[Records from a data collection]
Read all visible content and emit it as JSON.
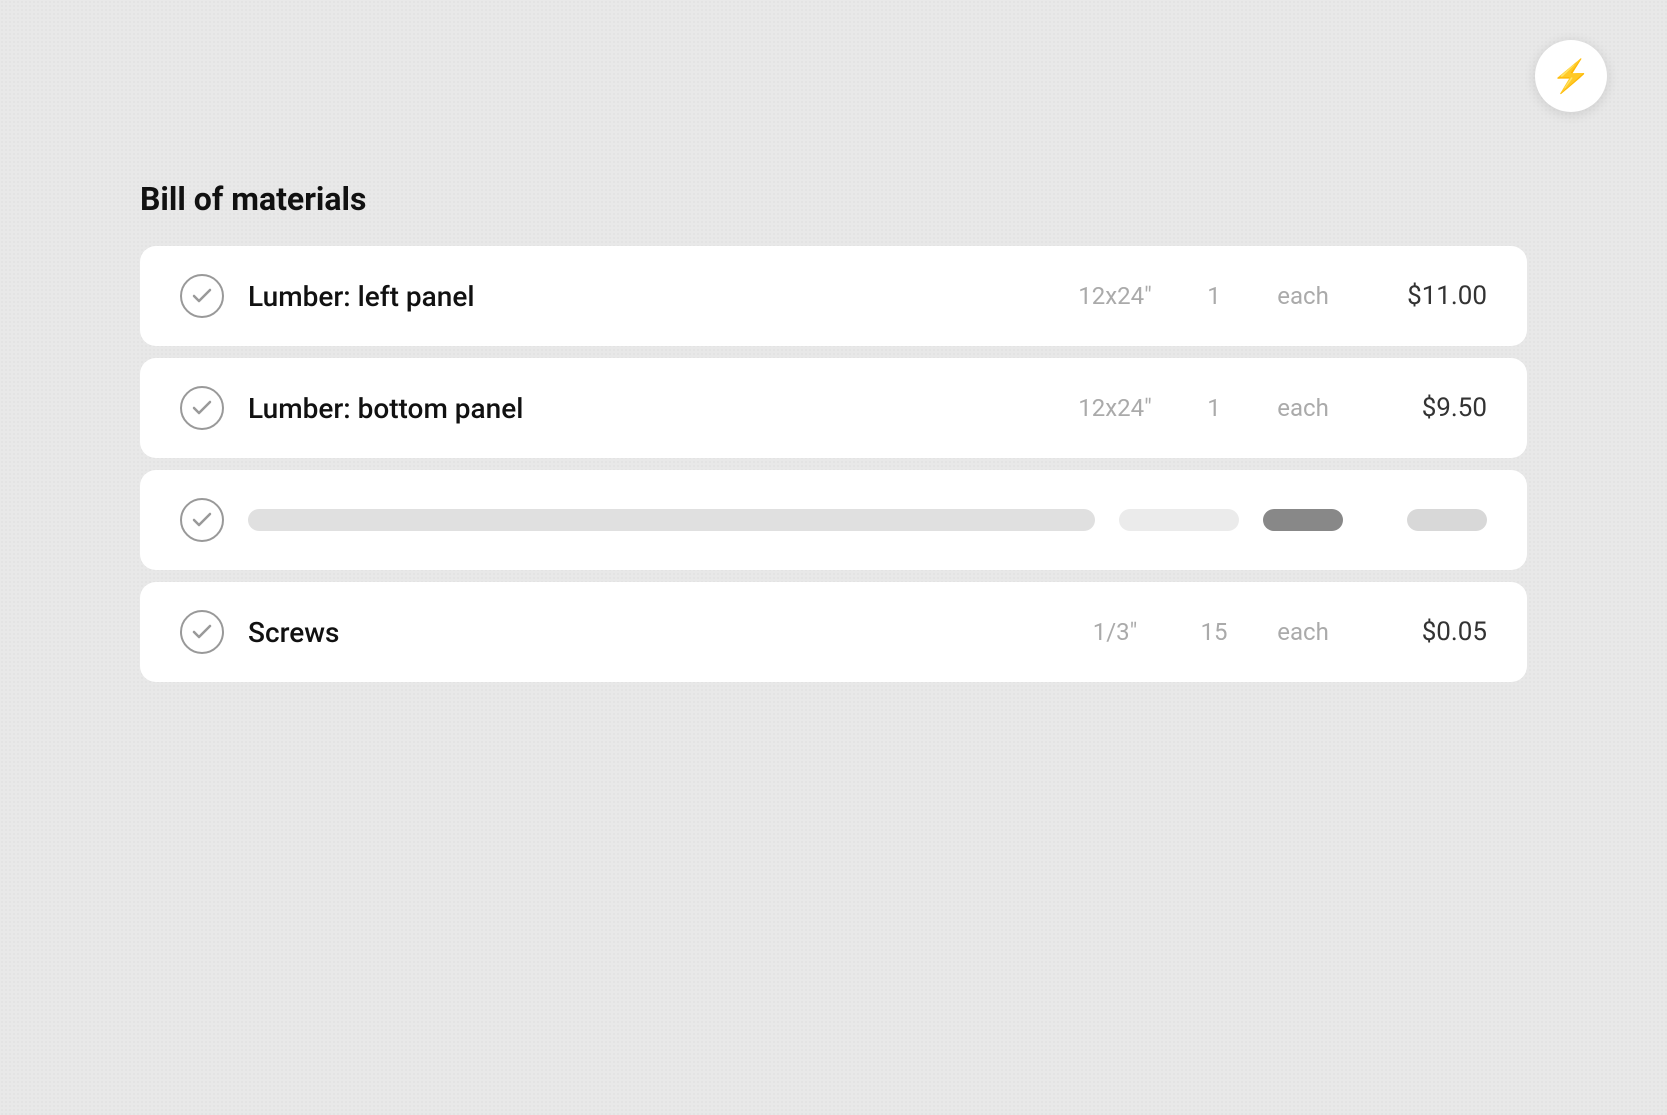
{
  "app": {
    "lightning_button_label": "⚡"
  },
  "page": {
    "title": "Bill of materials"
  },
  "items": [
    {
      "id": "item-1",
      "name": "Lumber: left panel",
      "dimension": "12x24\"",
      "quantity": "1",
      "unit": "each",
      "price": "$11.00",
      "loading": false
    },
    {
      "id": "item-2",
      "name": "Lumber: bottom panel",
      "dimension": "12x24\"",
      "quantity": "1",
      "unit": "each",
      "price": "$9.50",
      "loading": false
    },
    {
      "id": "item-3",
      "name": "",
      "dimension": "",
      "quantity": "",
      "unit": "",
      "price": "",
      "loading": true
    },
    {
      "id": "item-4",
      "name": "Screws",
      "dimension": "1/3\"",
      "quantity": "15",
      "unit": "each",
      "price": "$0.05",
      "loading": false
    }
  ]
}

*AIM*
Each line holding "price" must be found and copied.

*FINAL ANSWER*
      "price": "$11.00",
      "price": "$9.50",
      "price": "",
      "price": "$0.05",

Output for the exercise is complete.